(WHAT TO WORK ON) Copy every line of the records below where the word "Absolute" occurs.

[Extracts from a graphics dataset]
┌──

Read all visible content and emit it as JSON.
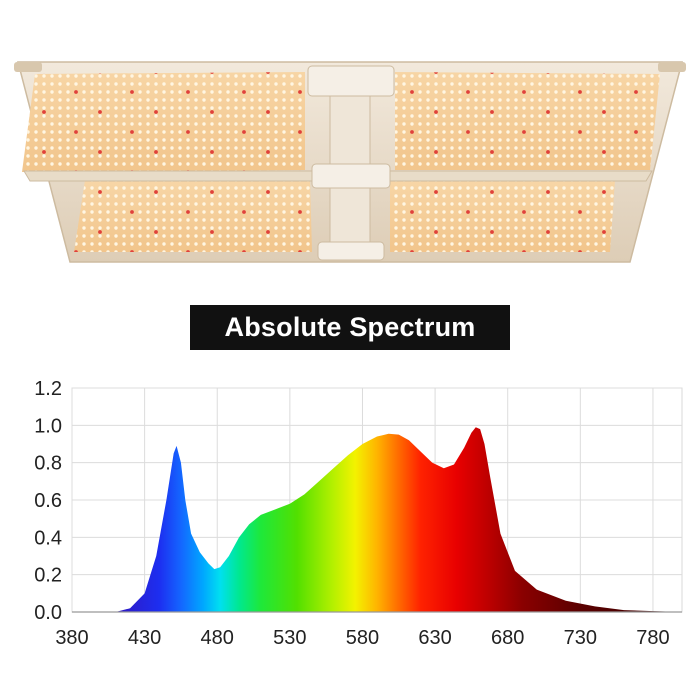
{
  "product": {
    "image_name": "led-grow-light-panel-quantum-board",
    "frame_color": "#e9ddc9",
    "board_color": "#f6cf9c",
    "led_color": "#fff7e6",
    "red_led_color": "#e0413a"
  },
  "chart_title": "Absolute Spectrum",
  "chart_data": {
    "type": "area",
    "title": "Absolute Spectrum",
    "xlabel": "",
    "ylabel": "",
    "xlim": [
      380,
      800
    ],
    "ylim": [
      0,
      1.2
    ],
    "x_ticks": [
      "380",
      "430",
      "480",
      "530",
      "580",
      "630",
      "680",
      "730",
      "780"
    ],
    "y_ticks": [
      "0.0",
      "0.2",
      "0.4",
      "0.6",
      "0.8",
      "1.0",
      "1.2"
    ],
    "grid": true,
    "fill": "wavelength-rainbow",
    "series": [
      {
        "x": [
          410,
          420,
          430,
          438,
          445,
          450,
          452,
          455,
          458,
          462,
          468,
          474,
          478,
          482,
          488,
          495,
          502,
          510,
          520,
          530,
          540,
          550,
          560,
          570,
          580,
          590,
          598,
          605,
          612,
          620,
          628,
          636,
          643,
          650,
          655,
          658,
          661,
          664,
          668,
          675,
          685,
          700,
          720,
          740,
          760,
          780,
          800
        ],
        "y": [
          0.0,
          0.02,
          0.1,
          0.3,
          0.6,
          0.85,
          0.89,
          0.8,
          0.6,
          0.42,
          0.32,
          0.26,
          0.23,
          0.24,
          0.3,
          0.4,
          0.47,
          0.52,
          0.55,
          0.58,
          0.63,
          0.7,
          0.77,
          0.84,
          0.9,
          0.94,
          0.955,
          0.95,
          0.92,
          0.86,
          0.8,
          0.77,
          0.79,
          0.88,
          0.96,
          0.99,
          0.98,
          0.9,
          0.72,
          0.42,
          0.22,
          0.12,
          0.06,
          0.03,
          0.01,
          0.005,
          0.0
        ]
      }
    ]
  }
}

└──

(SOLUTION TO THE PROBLEM)
  "chart_title": "Absolute Spectrum",
    "title": "Absolute Spectrum",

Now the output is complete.